## TASK
Reproduce every line in the listing that contains the word "JSON".

## DATA EXTRACT
━━━━
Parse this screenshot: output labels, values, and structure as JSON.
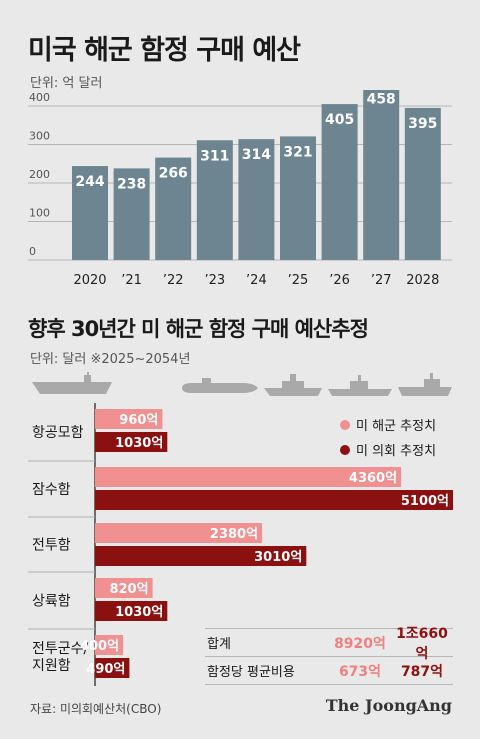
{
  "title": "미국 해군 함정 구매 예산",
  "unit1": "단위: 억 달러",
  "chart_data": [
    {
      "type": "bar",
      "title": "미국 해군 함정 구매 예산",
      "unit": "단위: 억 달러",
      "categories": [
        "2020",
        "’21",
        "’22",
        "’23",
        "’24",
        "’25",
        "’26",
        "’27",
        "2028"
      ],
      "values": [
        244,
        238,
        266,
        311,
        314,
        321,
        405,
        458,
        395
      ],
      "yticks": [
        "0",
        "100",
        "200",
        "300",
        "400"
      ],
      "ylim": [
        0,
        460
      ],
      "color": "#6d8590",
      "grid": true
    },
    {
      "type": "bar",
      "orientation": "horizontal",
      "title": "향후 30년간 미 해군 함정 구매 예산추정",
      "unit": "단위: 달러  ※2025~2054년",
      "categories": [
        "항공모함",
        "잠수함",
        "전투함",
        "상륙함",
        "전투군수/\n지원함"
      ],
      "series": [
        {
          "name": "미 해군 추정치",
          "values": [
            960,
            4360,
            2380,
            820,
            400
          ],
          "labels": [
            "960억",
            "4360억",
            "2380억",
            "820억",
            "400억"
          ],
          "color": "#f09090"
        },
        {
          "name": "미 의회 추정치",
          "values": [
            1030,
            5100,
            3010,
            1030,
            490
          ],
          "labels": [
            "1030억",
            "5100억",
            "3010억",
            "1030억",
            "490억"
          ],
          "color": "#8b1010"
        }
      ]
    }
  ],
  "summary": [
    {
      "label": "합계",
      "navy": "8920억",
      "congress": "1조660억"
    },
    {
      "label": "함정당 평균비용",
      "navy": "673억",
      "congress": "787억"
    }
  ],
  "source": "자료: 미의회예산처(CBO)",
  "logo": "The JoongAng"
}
━━━━
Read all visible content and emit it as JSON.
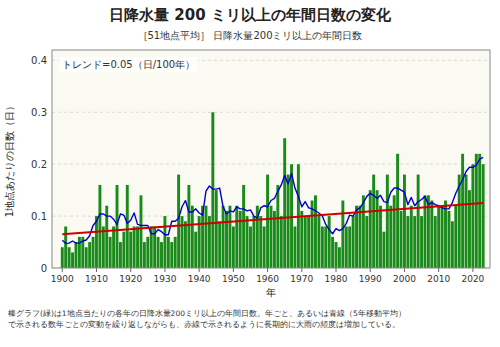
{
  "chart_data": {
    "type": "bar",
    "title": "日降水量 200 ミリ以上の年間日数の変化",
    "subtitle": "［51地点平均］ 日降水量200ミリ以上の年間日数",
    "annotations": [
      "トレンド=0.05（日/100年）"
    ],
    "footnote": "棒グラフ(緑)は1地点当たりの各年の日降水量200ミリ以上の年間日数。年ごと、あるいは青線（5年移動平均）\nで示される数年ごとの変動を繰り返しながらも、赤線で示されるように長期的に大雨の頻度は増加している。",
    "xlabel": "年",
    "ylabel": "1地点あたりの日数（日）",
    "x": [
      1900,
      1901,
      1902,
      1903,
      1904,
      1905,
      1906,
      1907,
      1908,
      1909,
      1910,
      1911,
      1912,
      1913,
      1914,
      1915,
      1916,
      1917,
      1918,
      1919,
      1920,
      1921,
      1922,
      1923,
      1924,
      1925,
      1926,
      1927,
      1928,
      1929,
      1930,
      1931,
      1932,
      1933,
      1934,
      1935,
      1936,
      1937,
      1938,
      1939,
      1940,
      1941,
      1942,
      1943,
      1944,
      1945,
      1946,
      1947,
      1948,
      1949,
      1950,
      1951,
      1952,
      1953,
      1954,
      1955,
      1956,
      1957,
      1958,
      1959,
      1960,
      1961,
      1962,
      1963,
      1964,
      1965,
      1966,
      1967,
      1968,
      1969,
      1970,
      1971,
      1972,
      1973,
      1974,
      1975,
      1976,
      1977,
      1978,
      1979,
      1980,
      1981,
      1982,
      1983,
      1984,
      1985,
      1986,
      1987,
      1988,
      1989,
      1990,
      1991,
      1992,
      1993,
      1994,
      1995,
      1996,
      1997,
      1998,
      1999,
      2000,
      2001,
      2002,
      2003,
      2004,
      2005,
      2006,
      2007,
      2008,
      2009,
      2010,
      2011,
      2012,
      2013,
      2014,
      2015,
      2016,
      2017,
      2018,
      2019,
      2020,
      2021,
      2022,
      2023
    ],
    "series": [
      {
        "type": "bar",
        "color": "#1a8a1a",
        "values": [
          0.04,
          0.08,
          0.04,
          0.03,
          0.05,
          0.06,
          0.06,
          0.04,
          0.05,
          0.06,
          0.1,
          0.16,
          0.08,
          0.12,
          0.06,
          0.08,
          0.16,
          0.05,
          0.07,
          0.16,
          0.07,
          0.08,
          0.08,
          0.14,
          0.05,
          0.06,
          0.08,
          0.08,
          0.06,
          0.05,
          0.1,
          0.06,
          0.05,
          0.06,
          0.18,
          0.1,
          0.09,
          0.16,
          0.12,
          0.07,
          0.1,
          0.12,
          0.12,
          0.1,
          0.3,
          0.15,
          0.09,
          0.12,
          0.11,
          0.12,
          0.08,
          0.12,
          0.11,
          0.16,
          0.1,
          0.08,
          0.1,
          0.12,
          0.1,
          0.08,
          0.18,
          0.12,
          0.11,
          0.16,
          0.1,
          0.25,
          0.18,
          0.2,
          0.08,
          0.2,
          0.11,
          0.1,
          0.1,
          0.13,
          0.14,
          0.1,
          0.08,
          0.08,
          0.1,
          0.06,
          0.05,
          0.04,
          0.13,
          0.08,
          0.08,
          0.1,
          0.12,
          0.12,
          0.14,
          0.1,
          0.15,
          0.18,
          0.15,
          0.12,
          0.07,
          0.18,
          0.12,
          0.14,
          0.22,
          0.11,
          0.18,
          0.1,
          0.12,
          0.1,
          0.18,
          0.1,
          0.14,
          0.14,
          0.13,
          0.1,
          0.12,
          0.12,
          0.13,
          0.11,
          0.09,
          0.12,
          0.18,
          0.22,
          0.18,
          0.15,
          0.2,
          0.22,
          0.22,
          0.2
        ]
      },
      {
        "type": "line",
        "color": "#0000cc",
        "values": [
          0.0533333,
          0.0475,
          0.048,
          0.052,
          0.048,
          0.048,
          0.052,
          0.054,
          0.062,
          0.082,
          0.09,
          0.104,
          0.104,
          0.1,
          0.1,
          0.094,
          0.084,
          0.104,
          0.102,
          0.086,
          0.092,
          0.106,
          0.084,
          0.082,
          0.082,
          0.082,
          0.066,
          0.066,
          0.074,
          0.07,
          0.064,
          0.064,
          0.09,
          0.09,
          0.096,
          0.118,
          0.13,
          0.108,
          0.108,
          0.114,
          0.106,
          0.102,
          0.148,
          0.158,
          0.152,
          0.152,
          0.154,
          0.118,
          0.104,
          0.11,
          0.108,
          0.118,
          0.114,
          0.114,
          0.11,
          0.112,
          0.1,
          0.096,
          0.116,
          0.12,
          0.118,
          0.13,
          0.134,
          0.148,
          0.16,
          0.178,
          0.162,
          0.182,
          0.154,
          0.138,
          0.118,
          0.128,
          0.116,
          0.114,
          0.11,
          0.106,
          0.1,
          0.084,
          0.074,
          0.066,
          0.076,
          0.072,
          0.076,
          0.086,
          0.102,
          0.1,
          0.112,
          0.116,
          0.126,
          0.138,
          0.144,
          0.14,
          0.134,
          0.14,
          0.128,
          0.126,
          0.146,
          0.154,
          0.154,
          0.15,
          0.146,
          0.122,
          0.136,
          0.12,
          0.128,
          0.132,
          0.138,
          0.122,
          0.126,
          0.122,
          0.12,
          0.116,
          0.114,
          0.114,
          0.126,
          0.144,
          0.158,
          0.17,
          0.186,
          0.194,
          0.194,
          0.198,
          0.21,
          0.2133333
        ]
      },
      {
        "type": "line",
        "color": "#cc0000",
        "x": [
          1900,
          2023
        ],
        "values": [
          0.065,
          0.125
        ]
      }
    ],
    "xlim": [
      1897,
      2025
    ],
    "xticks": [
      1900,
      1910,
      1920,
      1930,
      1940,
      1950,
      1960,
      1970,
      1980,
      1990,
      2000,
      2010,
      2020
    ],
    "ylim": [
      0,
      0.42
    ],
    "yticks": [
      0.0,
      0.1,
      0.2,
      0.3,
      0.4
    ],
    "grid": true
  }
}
━━━━
## ANSWER TO THE EXERCISE
Parse this screenshot: output labels, values, and structure as JSON.
Read all visible content and emit it as JSON.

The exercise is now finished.